Directions - Output the full listing below exactly, without the pictures.

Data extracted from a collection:

┏━━

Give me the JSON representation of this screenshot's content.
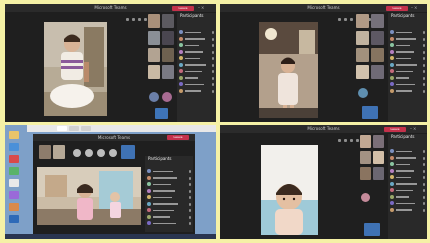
{
  "windows": [
    {
      "id": "top-left",
      "title": "Microsoft Teams",
      "leave_label": "Leave",
      "panel_title": "Participants",
      "invite_label": "Add people",
      "participants": 10
    },
    {
      "id": "top-right",
      "title": "Microsoft Teams",
      "leave_label": "Leave",
      "panel_title": "Participants",
      "invite_label": "Add people",
      "participants": 10
    },
    {
      "id": "bottom-left",
      "title": "Microsoft Teams",
      "leave_label": "Leave",
      "panel_title": "Participants",
      "invite_label": "Add people",
      "participants": 9
    },
    {
      "id": "bottom-right",
      "title": "Microsoft Teams",
      "leave_label": "Leave",
      "panel_title": "Participants",
      "invite_label": "Add people",
      "participants": 10
    }
  ],
  "icons": [
    "camera-icon",
    "mic-icon",
    "share-icon",
    "hand-icon",
    "more-icon",
    "people-icon",
    "chat-icon",
    "close-icon",
    "minimize-icon",
    "maximize-icon"
  ],
  "colors": {
    "leave": "#c4314b",
    "teams_bg": "#1f1f1f",
    "panel_bg": "#292929",
    "page_bg": "#f5f1a6",
    "desktop": "#7ea0c8"
  }
}
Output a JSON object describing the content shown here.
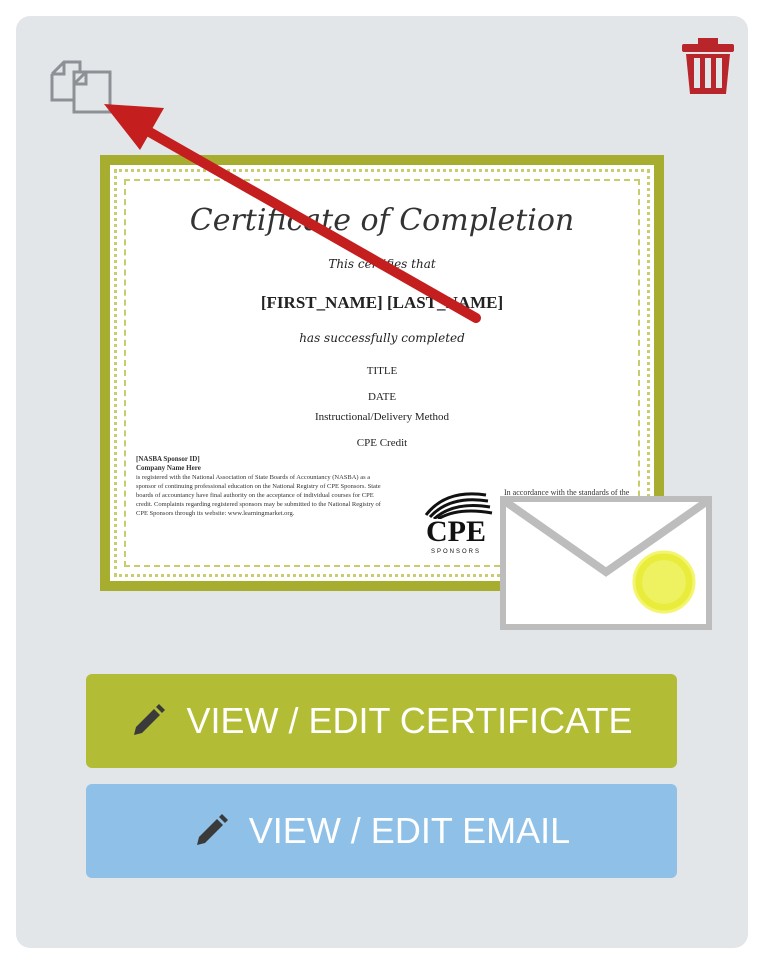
{
  "certificate": {
    "title": "Certificate of Completion",
    "certifies": "This certifies that",
    "name": "[FIRST_NAME] [LAST_NAME]",
    "completed": "has successfully completed",
    "field_title": "TITLE",
    "field_date": "DATE",
    "field_method": "Instructional/Delivery Method",
    "field_credit": "CPE Credit",
    "left_heading": "[NASBA Sponsor ID]",
    "left_company": "Company Name Here",
    "left_body": "is registered with the National Association of State Boards of Accountancy (NASBA) as a sponsor of continuing professional education on the National Registry of CPE Sponsors. State boards of accountancy have final authority on the acceptance of individual courses for CPE credit. Complaints regarding registered sponsors may be submitted to the National Registry of CPE Sponsors through its website: www.learningmarket.org.",
    "cpe_logo_text": "CPE",
    "cpe_logo_sub": "SPONSORS",
    "right_body": "In accordance with the standards of the National Registry of CPE Sponsors, CPE credits have been granted based on a 50-minute hour."
  },
  "buttons": {
    "view_edit_certificate": "VIEW / EDIT CERTIFICATE",
    "view_edit_email": "VIEW / EDIT EMAIL"
  },
  "icons": {
    "copy": "copy-icon",
    "trash": "trash-icon",
    "pencil": "pencil-icon",
    "envelope": "envelope-icon",
    "arrow": "arrow-annotation"
  },
  "colors": {
    "card_bg": "#e3e6e9",
    "certificate_button": "#b2bd35",
    "email_button": "#8fc0e8",
    "trash": "#b8262b",
    "arrow": "#c41e1e",
    "border_green": "#a6ad2f"
  }
}
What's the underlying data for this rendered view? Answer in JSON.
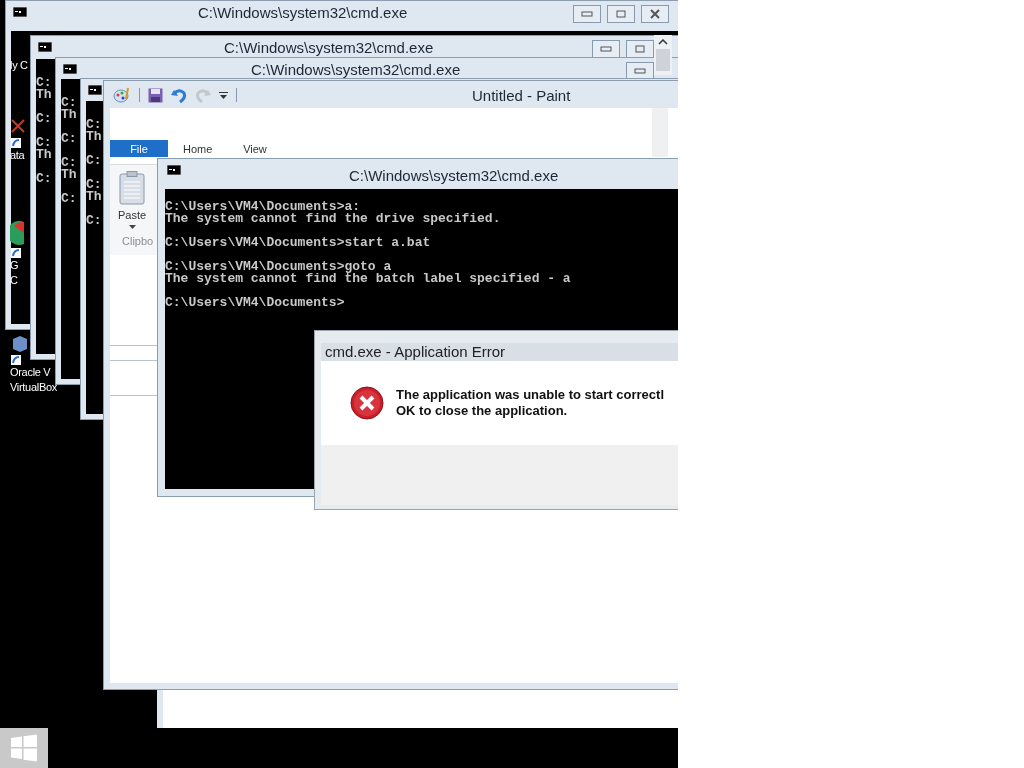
{
  "desktop_icons": [
    {
      "kind": "none",
      "lines": [
        "ly C"
      ]
    },
    {
      "kind": "cross",
      "lines": [
        "ata"
      ]
    },
    {
      "kind": "pie",
      "lines": [
        "G",
        "C"
      ]
    },
    {
      "kind": "box",
      "lines": [
        "Oracle V",
        "VirtualBox"
      ]
    }
  ],
  "console_windows": [
    {
      "title": "C:\\Windows\\system32\\cmd.exe",
      "buttons": [
        {
          "kind": "min"
        },
        {
          "kind": "max"
        },
        {
          "kind": "close"
        }
      ]
    },
    {
      "title": "C:\\Windows\\system32\\cmd.exe",
      "buttons": [
        {
          "kind": "min"
        },
        {
          "kind": "max"
        }
      ],
      "blocks": [
        [
          "C:",
          "Th"
        ],
        [
          "C:"
        ],
        [
          "C:",
          "Th"
        ],
        [
          "C:"
        ]
      ]
    },
    {
      "title": "C:\\Windows\\system32\\cmd.exe",
      "buttons": [
        {
          "kind": "min"
        }
      ],
      "blocks": [
        [
          "C:",
          "Th"
        ],
        [
          "C:"
        ],
        [
          "C:",
          "Th"
        ],
        [
          "C:"
        ]
      ]
    },
    {
      "blocks": [
        [
          "C:",
          "Th"
        ],
        [
          "C:"
        ],
        [
          "C:",
          "Th"
        ],
        [
          "C:"
        ]
      ]
    }
  ],
  "paint": {
    "title": "Untitled - Paint",
    "tabs": [
      {
        "label": "File",
        "selected": true
      },
      {
        "label": "Home",
        "selected": false
      },
      {
        "label": "View",
        "selected": false
      }
    ],
    "paste": "Paste",
    "group": "Clipbo"
  },
  "front_console": {
    "title": "C:\\Windows\\system32\\cmd.exe",
    "blocks": [
      [
        "C:\\Users\\VM4\\Documents>a:",
        "The system cannot find the drive specified."
      ],
      [
        "C:\\Users\\VM4\\Documents>start a.bat"
      ],
      [
        "C:\\Users\\VM4\\Documents>goto a",
        "The system cannot find the batch label specified - a"
      ],
      [
        "C:\\Users\\VM4\\Documents>"
      ]
    ]
  },
  "error_dialog": {
    "title": "cmd.exe - Application Error",
    "lines": [
      "The application was unable to start correctl",
      "OK to close the application."
    ]
  }
}
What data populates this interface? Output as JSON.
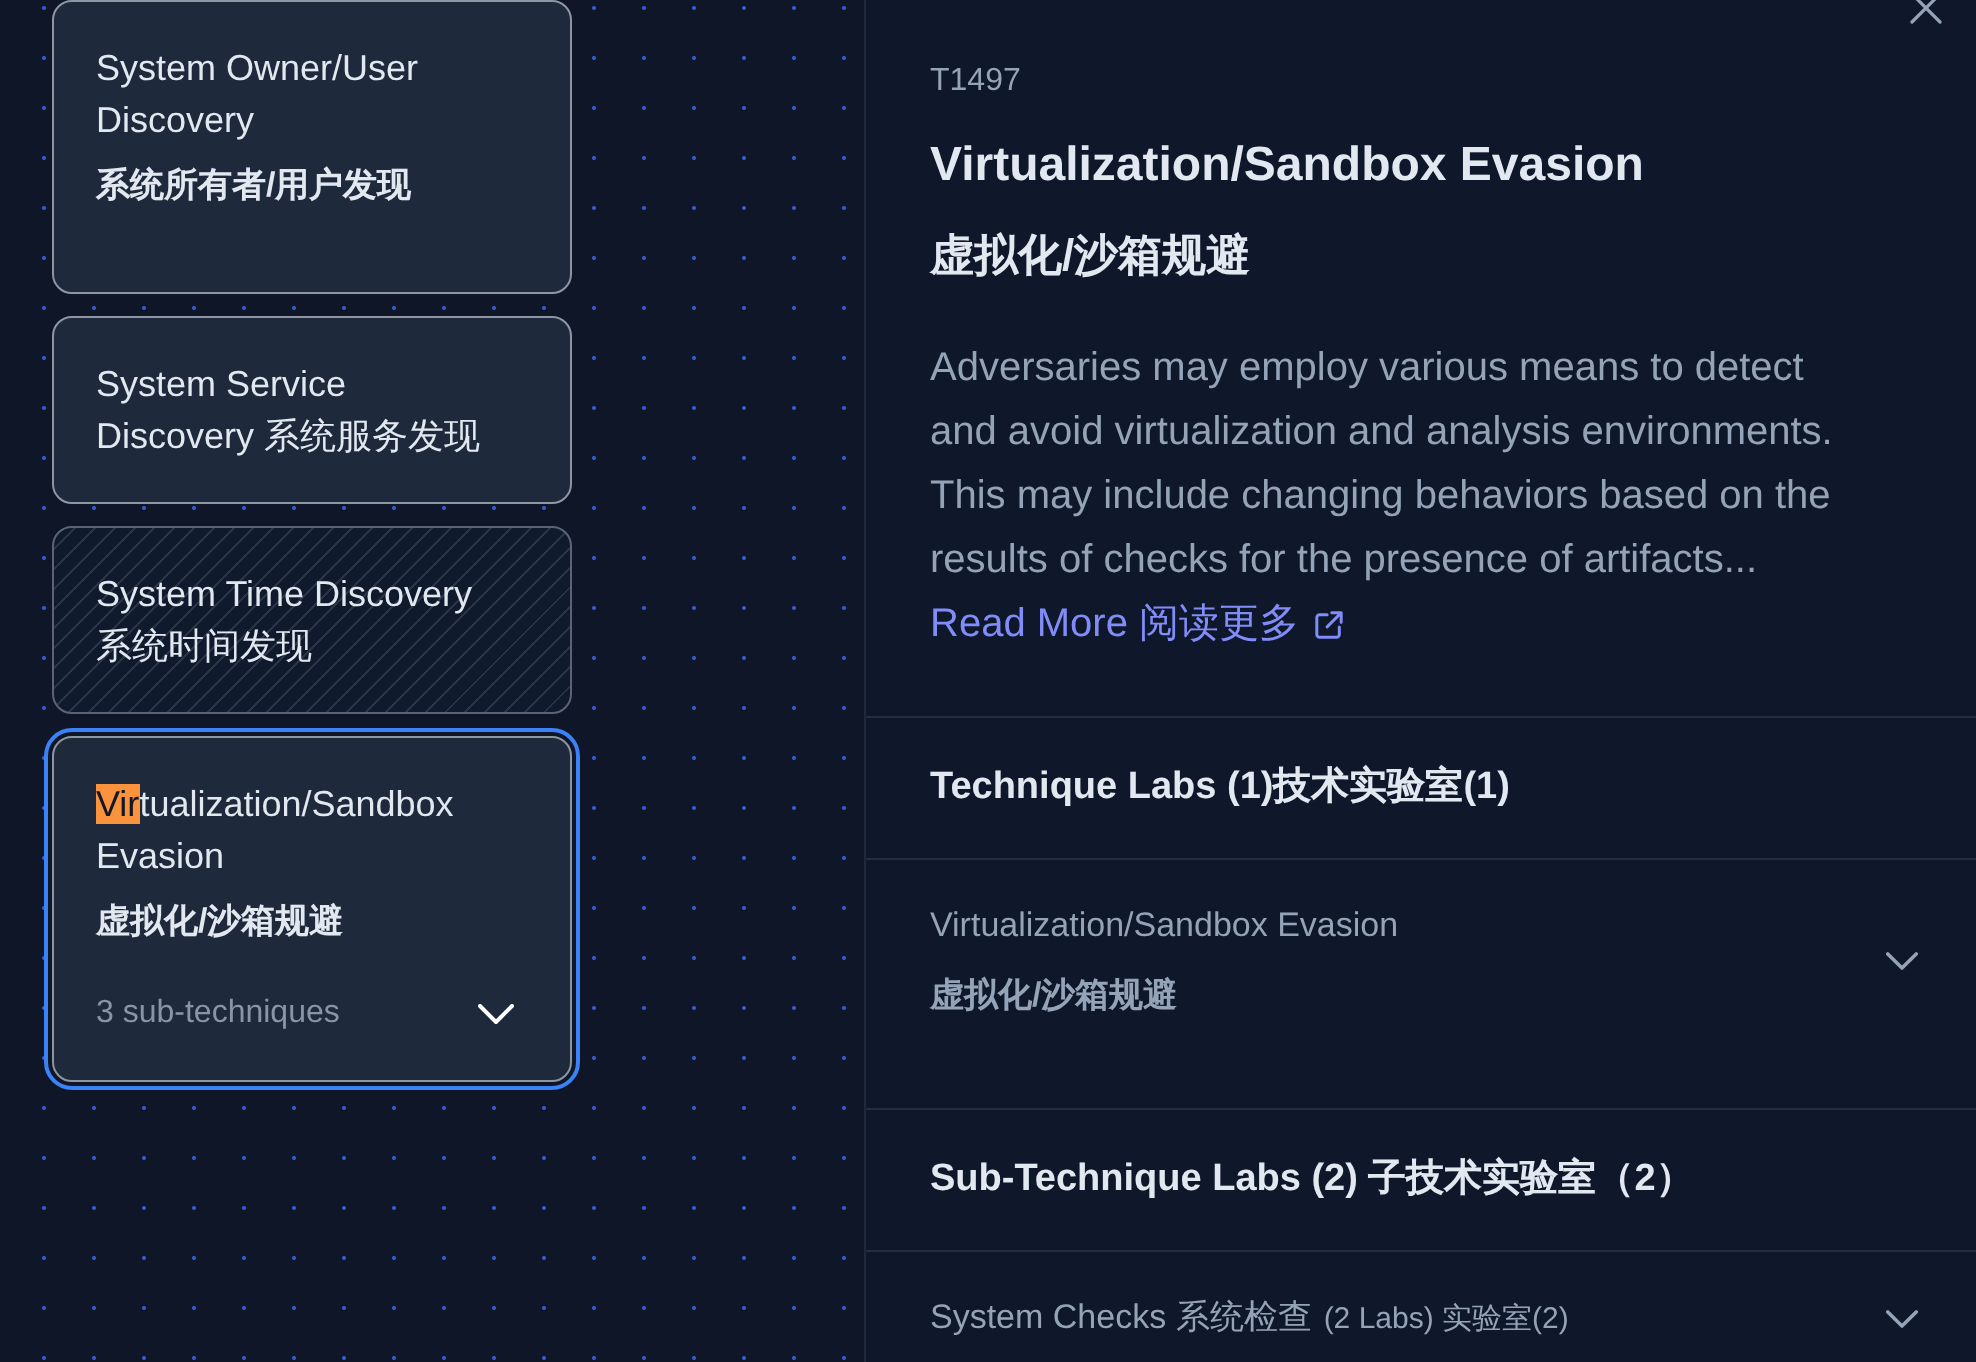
{
  "technique_cards": [
    {
      "title": "System Owner/User Discovery",
      "subtitle": "系统所有者/用户发现",
      "hatched": false,
      "selected": false
    },
    {
      "title": "System Service Discovery 系统服务发现",
      "hatched": false,
      "selected": false
    },
    {
      "title": "System Time Discovery 系统时间发现",
      "hatched": true,
      "selected": false
    },
    {
      "title_parts": [
        {
          "text": "Vir",
          "highlighted": true
        },
        {
          "text": "tualization/Sandbox Evasion",
          "highlighted": false
        }
      ],
      "subtitle": "虚拟化/沙箱规避",
      "sub_count": "3 sub-techniques",
      "expanded": false,
      "hatched": false,
      "selected": true
    }
  ],
  "detail_panel": {
    "technique_id": "T1497",
    "title": "Virtualization/Sandbox Evasion",
    "title_zh": "虚拟化/沙箱规避",
    "description": "Adversaries may employ various means to detect and avoid virtualization and analysis environments. This may include changing behaviors based on the results of checks for the presence of artifacts...",
    "read_more_link": "Read More 阅读更多",
    "sections": [
      {
        "heading": "Technique Labs (1)技术实验室(1)",
        "labs": [
          {
            "title": "Virtualization/Sandbox Evasion",
            "subtitle": "虚拟化/沙箱规避",
            "expanded": false
          }
        ]
      },
      {
        "heading": "Sub-Technique Labs (2) 子技术实验室（2）",
        "labs": [
          {
            "title": "System Checks 系统检查",
            "count": "(2 Labs) 实验室(2)",
            "expanded": false
          }
        ]
      }
    ]
  }
}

┗━━

Correct response -
Give me the JSON representation of this screenshot's content.
{
  "windows": [
    {
      "id": "top-left",
      "title": "Microsoft Teams",
      "leave_label": "Leave",
      "panel_title": "Participants",
      "invite_label": "Add people",
      "participants": 10
    },
    {
      "id": "top-right",
      "title": "Microsoft Teams",
      "leave_label": "Leave",
      "panel_title": "Participants",
      "invite_label": "Add people",
      "participants": 10
    },
    {
      "id": "bottom-left",
      "title": "Microsoft Teams",
      "leave_label": "Leave",
      "panel_title": "Participants",
      "invite_label": "Add people",
      "participants": 9
    },
    {
      "id": "bottom-right",
      "title": "Microsoft Teams",
      "leave_label": "Leave",
      "panel_title": "Participants",
      "invite_label": "Add people",
      "participants": 10
    }
  ],
  "icons": [
    "camera-icon",
    "mic-icon",
    "share-icon",
    "hand-icon",
    "more-icon",
    "people-icon",
    "chat-icon",
    "close-icon",
    "minimize-icon",
    "maximize-icon"
  ],
  "colors": {
    "leave": "#c4314b",
    "teams_bg": "#1f1f1f",
    "panel_bg": "#292929",
    "page_bg": "#f5f1a6",
    "desktop": "#7ea0c8"
  }
}
Output a JSON object describing the content shown here.
{
  "certificate": {
    "title": "Certificate of Completion",
    "certifies": "This certifies that",
    "name": "[FIRST_NAME] [LAST_NAME]",
    "completed": "has successfully completed",
    "field_title": "TITLE",
    "field_date": "DATE",
    "field_method": "Instructional/Delivery Method",
    "field_credit": "CPE Credit",
    "left_heading": "[NASBA Sponsor ID]",
    "left_company": "Company Name Here",
    "left_body": "is registered with the National Association of State Boards of Accountancy (NASBA) as a sponsor of continuing professional education on the National Registry of CPE Sponsors. State boards of accountancy have final authority on the acceptance of individual courses for CPE credit. Complaints regarding registered sponsors may be submitted to the National Registry of CPE Sponsors through its website: www.learningmarket.org.",
    "cpe_logo_text": "CPE",
    "cpe_logo_sub": "SPONSORS",
    "right_body": "In accordance with the standards of the National Registry of CPE Sponsors, CPE credits have been granted based on a 50-minute hour."
  },
  "buttons": {
    "view_edit_certificate": "VIEW / EDIT CERTIFICATE",
    "view_edit_email": "VIEW / EDIT EMAIL"
  },
  "icons": {
    "copy": "copy-icon",
    "trash": "trash-icon",
    "pencil": "pencil-icon",
    "envelope": "envelope-icon",
    "arrow": "arrow-annotation"
  },
  "colors": {
    "card_bg": "#e3e6e9",
    "certificate_button": "#b2bd35",
    "email_button": "#8fc0e8",
    "trash": "#b8262b",
    "arrow": "#c41e1e",
    "border_green": "#a6ad2f"
  }
}
What's the underlying data for this rendered view? Answer in JSON.
{
  "desktop_icons": [
    {
      "kind": "none",
      "lines": [
        "ly C"
      ]
    },
    {
      "kind": "cross",
      "lines": [
        "ata"
      ]
    },
    {
      "kind": "pie",
      "lines": [
        "G",
        "C"
      ]
    },
    {
      "kind": "box",
      "lines": [
        "Oracle V",
        "VirtualBox"
      ]
    }
  ],
  "console_windows": [
    {
      "title": "C:\\Windows\\system32\\cmd.exe",
      "buttons": [
        {
          "kind": "min"
        },
        {
          "kind": "max"
        },
        {
          "kind": "close"
        }
      ]
    },
    {
      "title": "C:\\Windows\\system32\\cmd.exe",
      "buttons": [
        {
          "kind": "min"
        },
        {
          "kind": "max"
        }
      ],
      "blocks": [
        [
          "C:",
          "Th"
        ],
        [
          "C:"
        ],
        [
          "C:",
          "Th"
        ],
        [
          "C:"
        ]
      ]
    },
    {
      "title": "C:\\Windows\\system32\\cmd.exe",
      "buttons": [
        {
          "kind": "min"
        }
      ],
      "blocks": [
        [
          "C:",
          "Th"
        ],
        [
          "C:"
        ],
        [
          "C:",
          "Th"
        ],
        [
          "C:"
        ]
      ]
    },
    {
      "blocks": [
        [
          "C:",
          "Th"
        ],
        [
          "C:"
        ],
        [
          "C:",
          "Th"
        ],
        [
          "C:"
        ]
      ]
    }
  ],
  "paint": {
    "title": "Untitled - Paint",
    "tabs": [
      {
        "label": "File",
        "selected": true
      },
      {
        "label": "Home",
        "selected": false
      },
      {
        "label": "View",
        "selected": false
      }
    ],
    "paste": "Paste",
    "group": "Clipbo"
  },
  "front_console": {
    "title": "C:\\Windows\\system32\\cmd.exe",
    "blocks": [
      [
        "C:\\Users\\VM4\\Documents>a:",
        "The system cannot find the drive specified."
      ],
      [
        "C:\\Users\\VM4\\Documents>start a.bat"
      ],
      [
        "C:\\Users\\VM4\\Documents>goto a",
        "The system cannot find the batch label specified - a"
      ],
      [
        "C:\\Users\\VM4\\Documents>"
      ]
    ]
  },
  "error_dialog": {
    "title": "cmd.exe - Application Error",
    "lines": [
      "The application was unable to start correctl",
      "OK to close the application."
    ]
  }
}
What data populates this interface? Output as JSON.
{
  "technique_cards": [
    {
      "title": "System Owner/User Discovery",
      "subtitle": "系统所有者/用户发现",
      "hatched": false,
      "selected": false
    },
    {
      "title": "System Service Discovery 系统服务发现",
      "hatched": false,
      "selected": false
    },
    {
      "title": "System Time Discovery 系统时间发现",
      "hatched": true,
      "selected": false
    },
    {
      "title_parts": [
        {
          "text": "Vir",
          "highlighted": true
        },
        {
          "text": "tualization/Sandbox Evasion",
          "highlighted": false
        }
      ],
      "subtitle": "虚拟化/沙箱规避",
      "sub_count": "3 sub-techniques",
      "expanded": false,
      "hatched": false,
      "selected": true
    }
  ],
  "detail_panel": {
    "technique_id": "T1497",
    "title": "Virtualization/Sandbox Evasion",
    "title_zh": "虚拟化/沙箱规避",
    "description": "Adversaries may employ various means to detect and avoid virtualization and analysis environments. This may include changing behaviors based on the results of checks for the presence of artifacts...",
    "read_more_link": "Read More 阅读更多",
    "sections": [
      {
        "heading": "Technique Labs (1)技术实验室(1)",
        "labs": [
          {
            "title": "Virtualization/Sandbox Evasion",
            "subtitle": "虚拟化/沙箱规避",
            "expanded": false
          }
        ]
      },
      {
        "heading": "Sub-Technique Labs (2) 子技术实验室（2）",
        "labs": [
          {
            "title": "System Checks 系统检查",
            "count": "(2 Labs) 实验室(2)",
            "expanded": false
          }
        ]
      }
    ]
  }
}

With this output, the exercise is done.